### Direction
Write out the listing below without alteration, omitting its pictures.

Figure collection entries:
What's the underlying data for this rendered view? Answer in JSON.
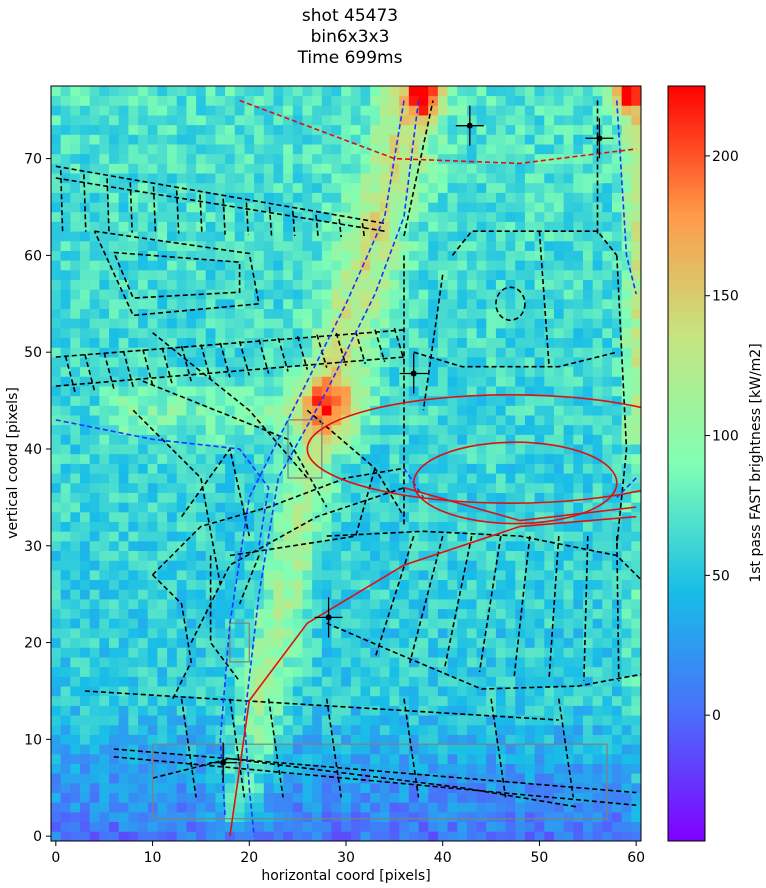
{
  "title_lines": [
    "shot 45473",
    "bin6x3x3",
    "Time 699ms"
  ],
  "chart_data": {
    "type": "heatmap",
    "xlabel": "horizontal coord [pixels]",
    "ylabel": "vertical coord [pixels]",
    "colorbar_label": "1st pass FAST brightness [kW/m2]",
    "xlim": [
      -0.5,
      60.5
    ],
    "ylim": [
      -0.5,
      77.5
    ],
    "xticks": [
      "0",
      "10",
      "20",
      "30",
      "40",
      "50",
      "60"
    ],
    "xtick_values": [
      0,
      10,
      20,
      30,
      40,
      50,
      60
    ],
    "yticks": [
      "0",
      "10",
      "20",
      "30",
      "40",
      "50",
      "60",
      "70"
    ],
    "ytick_values": [
      0,
      10,
      20,
      30,
      40,
      50,
      60,
      70
    ],
    "colorbar_range": [
      -45,
      225
    ],
    "colorbar_ticks": [
      "0",
      "50",
      "100",
      "150",
      "200"
    ],
    "colorbar_tick_values": [
      0,
      50,
      100,
      150,
      200
    ],
    "colormap": "rainbow",
    "grid": false,
    "markers": [
      {
        "x": 42.8,
        "y": 73.4
      },
      {
        "x": 56.2,
        "y": 72.1
      },
      {
        "x": 37.0,
        "y": 47.8
      },
      {
        "x": 28.2,
        "y": 22.6
      },
      {
        "x": 17.3,
        "y": 7.6
      }
    ]
  }
}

### Problem solution
What's the underlying data for this rendered view? Answer in JSON.
{
  "title_lines": [
    "shot 45473",
    "bin6x3x3",
    "Time 699ms"
  ],
  "chart_data": {
    "type": "heatmap",
    "xlabel": "horizontal coord [pixels]",
    "ylabel": "vertical coord [pixels]",
    "colorbar_label": "1st pass FAST brightness [kW/m2]",
    "xlim": [
      -0.5,
      60.5
    ],
    "ylim": [
      -0.5,
      77.5
    ],
    "xticks": [
      "0",
      "10",
      "20",
      "30",
      "40",
      "50",
      "60"
    ],
    "xtick_values": [
      0,
      10,
      20,
      30,
      40,
      50,
      60
    ],
    "yticks": [
      "0",
      "10",
      "20",
      "30",
      "40",
      "50",
      "60",
      "70"
    ],
    "ytick_values": [
      0,
      10,
      20,
      30,
      40,
      50,
      60,
      70
    ],
    "colorbar_range": [
      -45,
      225
    ],
    "colorbar_ticks": [
      "0",
      "50",
      "100",
      "150",
      "200"
    ],
    "colorbar_tick_values": [
      0,
      50,
      100,
      150,
      200
    ],
    "colormap": "rainbow",
    "grid": false,
    "markers": [
      {
        "x": 42.8,
        "y": 73.4
      },
      {
        "x": 56.2,
        "y": 72.1
      },
      {
        "x": 37.0,
        "y": 47.8
      },
      {
        "x": 28.2,
        "y": 22.6
      },
      {
        "x": 17.3,
        "y": 7.6
      }
    ]
  }
}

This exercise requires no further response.